- Given information -
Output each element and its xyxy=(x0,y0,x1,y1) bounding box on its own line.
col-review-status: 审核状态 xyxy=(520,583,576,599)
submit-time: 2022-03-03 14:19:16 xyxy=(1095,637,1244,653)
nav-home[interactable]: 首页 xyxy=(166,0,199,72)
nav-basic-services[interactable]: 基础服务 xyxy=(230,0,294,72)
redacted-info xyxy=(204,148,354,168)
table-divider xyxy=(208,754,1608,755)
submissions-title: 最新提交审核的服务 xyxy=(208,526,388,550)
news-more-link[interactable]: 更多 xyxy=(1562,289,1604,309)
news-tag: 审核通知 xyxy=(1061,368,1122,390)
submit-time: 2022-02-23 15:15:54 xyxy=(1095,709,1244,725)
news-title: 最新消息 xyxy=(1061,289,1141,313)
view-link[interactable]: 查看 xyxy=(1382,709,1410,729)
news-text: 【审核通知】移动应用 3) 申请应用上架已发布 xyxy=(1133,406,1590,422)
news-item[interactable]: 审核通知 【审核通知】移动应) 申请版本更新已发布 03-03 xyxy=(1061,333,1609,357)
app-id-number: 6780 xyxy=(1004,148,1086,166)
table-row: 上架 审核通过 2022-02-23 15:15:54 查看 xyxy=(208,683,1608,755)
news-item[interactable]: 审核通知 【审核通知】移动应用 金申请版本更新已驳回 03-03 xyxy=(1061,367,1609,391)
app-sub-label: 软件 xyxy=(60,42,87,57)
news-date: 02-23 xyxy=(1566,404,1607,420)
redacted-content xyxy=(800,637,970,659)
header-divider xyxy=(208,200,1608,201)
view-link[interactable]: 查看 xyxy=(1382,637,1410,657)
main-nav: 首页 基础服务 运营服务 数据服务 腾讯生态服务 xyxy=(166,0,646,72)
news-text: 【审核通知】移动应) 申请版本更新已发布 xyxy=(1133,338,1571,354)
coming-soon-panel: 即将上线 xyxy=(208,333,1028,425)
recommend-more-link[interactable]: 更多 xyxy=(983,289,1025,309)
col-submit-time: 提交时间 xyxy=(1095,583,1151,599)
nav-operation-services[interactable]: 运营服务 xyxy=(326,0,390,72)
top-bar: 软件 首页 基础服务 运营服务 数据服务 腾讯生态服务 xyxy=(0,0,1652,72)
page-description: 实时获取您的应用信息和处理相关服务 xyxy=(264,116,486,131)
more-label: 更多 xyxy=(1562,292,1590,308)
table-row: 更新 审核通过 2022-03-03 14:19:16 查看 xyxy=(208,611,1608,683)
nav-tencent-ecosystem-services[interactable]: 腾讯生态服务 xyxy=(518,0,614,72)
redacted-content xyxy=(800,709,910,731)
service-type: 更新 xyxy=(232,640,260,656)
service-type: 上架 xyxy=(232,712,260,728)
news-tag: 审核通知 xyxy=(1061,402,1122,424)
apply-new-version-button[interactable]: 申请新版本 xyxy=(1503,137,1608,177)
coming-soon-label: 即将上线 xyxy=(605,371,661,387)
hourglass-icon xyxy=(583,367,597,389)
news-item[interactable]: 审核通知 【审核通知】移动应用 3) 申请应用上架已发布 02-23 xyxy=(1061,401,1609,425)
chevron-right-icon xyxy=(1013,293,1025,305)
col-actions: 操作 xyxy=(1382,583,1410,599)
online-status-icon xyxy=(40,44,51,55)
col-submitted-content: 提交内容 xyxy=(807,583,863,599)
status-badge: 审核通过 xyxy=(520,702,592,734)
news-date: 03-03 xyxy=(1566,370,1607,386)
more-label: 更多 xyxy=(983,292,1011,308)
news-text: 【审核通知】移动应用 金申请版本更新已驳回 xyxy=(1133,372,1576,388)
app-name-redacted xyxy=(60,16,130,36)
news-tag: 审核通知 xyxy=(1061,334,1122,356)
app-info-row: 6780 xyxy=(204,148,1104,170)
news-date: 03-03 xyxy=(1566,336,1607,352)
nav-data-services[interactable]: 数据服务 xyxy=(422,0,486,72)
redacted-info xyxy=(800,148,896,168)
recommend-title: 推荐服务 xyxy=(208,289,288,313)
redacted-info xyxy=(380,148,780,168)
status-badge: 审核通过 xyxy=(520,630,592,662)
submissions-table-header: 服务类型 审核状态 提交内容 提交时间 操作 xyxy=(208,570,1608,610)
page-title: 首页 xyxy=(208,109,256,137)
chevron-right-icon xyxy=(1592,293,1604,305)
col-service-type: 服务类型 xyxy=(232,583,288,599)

- Problem requirements -
Put every line of the data above into a numbered list, dropping any blank lines.

- Exercise result -
1. Output each element and its xyxy=(x0,y0,x1,y1) bounding box on its own line.
2. col-review-status: 审核状态 xyxy=(520,583,576,599)
3. submit-time: 2022-03-03 14:19:16 xyxy=(1095,637,1244,653)
4. nav-home[interactable]: 首页 xyxy=(166,0,199,72)
5. nav-basic-services[interactable]: 基础服务 xyxy=(230,0,294,72)
6. redacted-info xyxy=(204,148,354,168)
7. table-divider xyxy=(208,754,1608,755)
8. submissions-title: 最新提交审核的服务 xyxy=(208,526,388,550)
9. news-more-link[interactable]: 更多 xyxy=(1562,289,1604,309)
10. news-tag: 审核通知 xyxy=(1061,368,1122,390)
11. submit-time: 2022-02-23 15:15:54 xyxy=(1095,709,1244,725)
12. news-title: 最新消息 xyxy=(1061,289,1141,313)
13. view-link[interactable]: 查看 xyxy=(1382,709,1410,729)
14. news-text: 【审核通知】移动应用 3) 申请应用上架已发布 xyxy=(1133,406,1590,422)
15. news-item[interactable]: 审核通知 【审核通知】移动应) 申请版本更新已发布 03-03 xyxy=(1061,333,1609,357)
16. app-id-number: 6780 xyxy=(1004,148,1086,166)
17. table-row: 上架 审核通过 2022-02-23 15:15:54 查看 xyxy=(208,683,1608,755)
18. news-item[interactable]: 审核通知 【审核通知】移动应用 金申请版本更新已驳回 03-03 xyxy=(1061,367,1609,391)
19. app-sub-label: 软件 xyxy=(60,42,87,57)
20. news-date: 02-23 xyxy=(1566,404,1607,420)
21. redacted-content xyxy=(800,637,970,659)
22. header-divider xyxy=(208,200,1608,201)
23. view-link[interactable]: 查看 xyxy=(1382,637,1410,657)
24. main-nav: 首页 基础服务 运营服务 数据服务 腾讯生态服务 xyxy=(166,0,646,72)
25. news-text: 【审核通知】移动应) 申请版本更新已发布 xyxy=(1133,338,1571,354)
26. coming-soon-panel: 即将上线 xyxy=(208,333,1028,425)
27. recommend-more-link[interactable]: 更多 xyxy=(983,289,1025,309)
28. col-submit-time: 提交时间 xyxy=(1095,583,1151,599)
29. nav-operation-services[interactable]: 运营服务 xyxy=(326,0,390,72)
30. top-bar: 软件 首页 基础服务 运营服务 数据服务 腾讯生态服务 xyxy=(0,0,1652,72)
31. page-description: 实时获取您的应用信息和处理相关服务 xyxy=(264,116,486,131)
32. more-label: 更多 xyxy=(1562,292,1590,308)
33. table-row: 更新 审核通过 2022-03-03 14:19:16 查看 xyxy=(208,611,1608,683)
34. nav-tencent-ecosystem-services[interactable]: 腾讯生态服务 xyxy=(518,0,614,72)
35. redacted-content xyxy=(800,709,910,731)
36. service-type: 更新 xyxy=(232,640,260,656)
37. service-type: 上架 xyxy=(232,712,260,728)
38. news-tag: 审核通知 xyxy=(1061,402,1122,424)
39. apply-new-version-button[interactable]: 申请新版本 xyxy=(1503,137,1608,177)
40. coming-soon-label: 即将上线 xyxy=(605,371,661,387)
41. hourglass-icon xyxy=(583,367,597,389)
42. news-item[interactable]: 审核通知 【审核通知】移动应用 3) 申请应用上架已发布 02-23 xyxy=(1061,401,1609,425)
43. chevron-right-icon xyxy=(1013,293,1025,305)
44. col-actions: 操作 xyxy=(1382,583,1410,599)
45. online-status-icon xyxy=(40,44,51,55)
46. col-submitted-content: 提交内容 xyxy=(807,583,863,599)
47. status-badge: 审核通过 xyxy=(520,702,592,734)
48. news-date: 03-03 xyxy=(1566,370,1607,386)
49. more-label: 更多 xyxy=(983,292,1011,308)
50. news-text: 【审核通知】移动应用 金申请版本更新已驳回 xyxy=(1133,372,1576,388)
51. app-name-redacted xyxy=(60,16,130,36)
52. news-tag: 审核通知 xyxy=(1061,334,1122,356)
53. app-info-row: 6780 xyxy=(204,148,1104,170)
54. news-date: 03-03 xyxy=(1566,336,1607,352)
55. nav-data-services[interactable]: 数据服务 xyxy=(422,0,486,72)
56. redacted-info xyxy=(800,148,896,168)
57. recommend-title: 推荐服务 xyxy=(208,289,288,313)
58. redacted-info xyxy=(380,148,780,168)
59. status-badge: 审核通过 xyxy=(520,630,592,662)
60. submissions-table-header: 服务类型 审核状态 提交内容 提交时间 操作 xyxy=(208,570,1608,610)
61. page-title: 首页 xyxy=(208,109,256,137)
62. chevron-right-icon xyxy=(1592,293,1604,305)
63. col-service-type: 服务类型 xyxy=(232,583,288,599)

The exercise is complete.